[Recorded data]
================
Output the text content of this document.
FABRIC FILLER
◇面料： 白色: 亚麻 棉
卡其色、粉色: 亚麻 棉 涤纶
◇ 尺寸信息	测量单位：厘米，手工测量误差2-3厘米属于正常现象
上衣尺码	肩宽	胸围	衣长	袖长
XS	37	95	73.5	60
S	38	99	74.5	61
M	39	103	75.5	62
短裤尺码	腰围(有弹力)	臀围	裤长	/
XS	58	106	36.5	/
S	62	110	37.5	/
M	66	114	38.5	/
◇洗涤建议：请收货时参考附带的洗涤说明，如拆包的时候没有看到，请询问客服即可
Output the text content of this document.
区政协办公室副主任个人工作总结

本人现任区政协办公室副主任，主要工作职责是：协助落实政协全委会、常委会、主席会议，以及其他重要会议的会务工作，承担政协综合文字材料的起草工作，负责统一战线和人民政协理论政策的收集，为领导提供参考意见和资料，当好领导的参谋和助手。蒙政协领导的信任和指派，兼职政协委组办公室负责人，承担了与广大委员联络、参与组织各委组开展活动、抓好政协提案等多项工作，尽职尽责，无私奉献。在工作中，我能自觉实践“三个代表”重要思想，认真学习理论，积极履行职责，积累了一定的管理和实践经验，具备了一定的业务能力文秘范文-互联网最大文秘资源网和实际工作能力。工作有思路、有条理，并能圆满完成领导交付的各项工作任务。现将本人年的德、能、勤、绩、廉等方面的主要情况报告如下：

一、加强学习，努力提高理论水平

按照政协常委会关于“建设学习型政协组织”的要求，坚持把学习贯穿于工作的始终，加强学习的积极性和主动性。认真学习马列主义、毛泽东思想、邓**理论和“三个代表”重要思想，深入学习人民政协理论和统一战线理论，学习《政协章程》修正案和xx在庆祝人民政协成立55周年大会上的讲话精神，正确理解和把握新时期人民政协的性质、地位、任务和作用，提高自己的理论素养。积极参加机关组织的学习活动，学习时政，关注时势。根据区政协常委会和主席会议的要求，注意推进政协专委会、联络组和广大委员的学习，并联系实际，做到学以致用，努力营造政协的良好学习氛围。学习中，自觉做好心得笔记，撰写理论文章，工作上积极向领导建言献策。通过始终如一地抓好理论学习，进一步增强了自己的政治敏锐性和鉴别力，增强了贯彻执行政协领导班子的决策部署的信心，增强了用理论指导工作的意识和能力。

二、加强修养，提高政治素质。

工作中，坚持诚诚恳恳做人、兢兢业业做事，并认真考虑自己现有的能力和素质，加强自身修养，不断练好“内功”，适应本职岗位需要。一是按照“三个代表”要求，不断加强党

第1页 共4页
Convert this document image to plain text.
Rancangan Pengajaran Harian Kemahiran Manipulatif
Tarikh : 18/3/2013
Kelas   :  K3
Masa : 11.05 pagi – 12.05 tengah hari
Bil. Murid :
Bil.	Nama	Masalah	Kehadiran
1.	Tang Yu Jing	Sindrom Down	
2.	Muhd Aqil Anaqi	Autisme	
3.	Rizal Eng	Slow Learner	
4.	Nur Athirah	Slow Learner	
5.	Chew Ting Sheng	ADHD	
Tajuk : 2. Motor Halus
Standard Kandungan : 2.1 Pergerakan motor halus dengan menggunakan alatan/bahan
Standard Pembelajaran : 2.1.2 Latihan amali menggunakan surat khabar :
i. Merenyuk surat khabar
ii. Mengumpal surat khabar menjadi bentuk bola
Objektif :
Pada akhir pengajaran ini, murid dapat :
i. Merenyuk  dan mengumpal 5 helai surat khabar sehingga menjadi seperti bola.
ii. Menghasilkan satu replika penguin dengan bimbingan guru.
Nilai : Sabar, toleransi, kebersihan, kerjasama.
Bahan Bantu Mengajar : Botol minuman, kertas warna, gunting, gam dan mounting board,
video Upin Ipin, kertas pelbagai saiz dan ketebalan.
================
Copy every line in the entries above that has the string "menjadi" in it.

ii. Mengumpal surat khabar menjadi bentuk bola
i. Merenyuk  dan mengumpal 5 helai surat khabar sehingga menjadi seperti bola.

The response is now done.